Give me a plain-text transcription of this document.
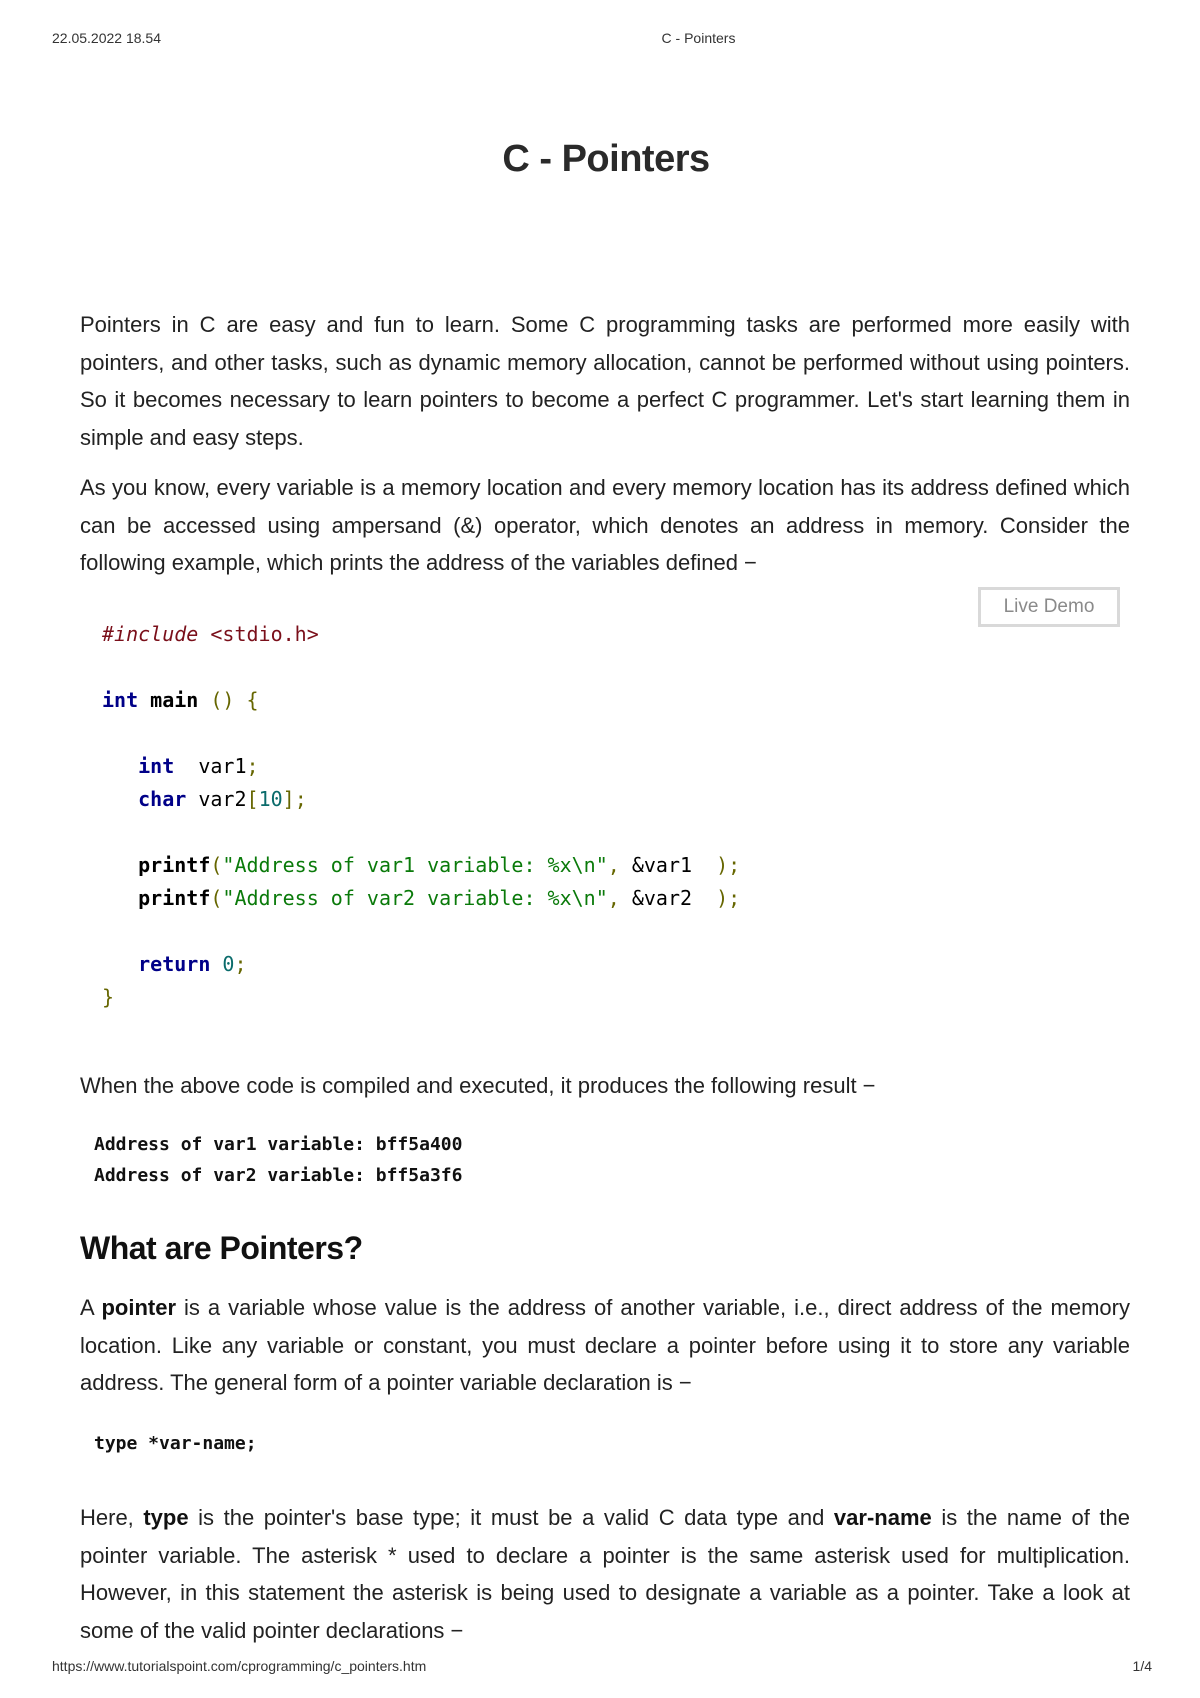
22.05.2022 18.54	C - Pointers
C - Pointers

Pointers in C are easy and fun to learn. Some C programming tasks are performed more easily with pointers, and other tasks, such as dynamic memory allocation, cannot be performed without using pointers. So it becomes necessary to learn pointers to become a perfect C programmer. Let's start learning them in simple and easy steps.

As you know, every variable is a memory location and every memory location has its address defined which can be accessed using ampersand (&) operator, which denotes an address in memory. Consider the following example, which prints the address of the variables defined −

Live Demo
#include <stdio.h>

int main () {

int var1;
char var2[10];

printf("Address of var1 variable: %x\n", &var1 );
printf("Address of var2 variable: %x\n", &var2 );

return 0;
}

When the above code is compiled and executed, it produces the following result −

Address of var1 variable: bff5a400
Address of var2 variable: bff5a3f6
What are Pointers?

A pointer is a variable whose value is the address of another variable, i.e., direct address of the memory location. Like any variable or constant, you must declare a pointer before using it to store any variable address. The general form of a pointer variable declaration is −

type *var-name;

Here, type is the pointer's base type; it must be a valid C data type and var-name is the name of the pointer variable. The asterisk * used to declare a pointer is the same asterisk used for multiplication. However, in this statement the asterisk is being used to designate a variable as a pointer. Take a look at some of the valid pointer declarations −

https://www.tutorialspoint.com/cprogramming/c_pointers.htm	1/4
************
▸ **WHAT THE TASK ASKS**: Select and copy every line of the material that holds the string "this".

▸ **TASK SOLUTION**:
Give me a plain-text transcription of this document.
Here, type is the pointer's base type; it must be a valid C data type and var-name is the name of the pointer variable. The asterisk * used to declare a pointer is the same asterisk used for multiplication. However, in this statement the asterisk is being used to designate a variable as a pointer. Take a look at some of the valid pointer declarations −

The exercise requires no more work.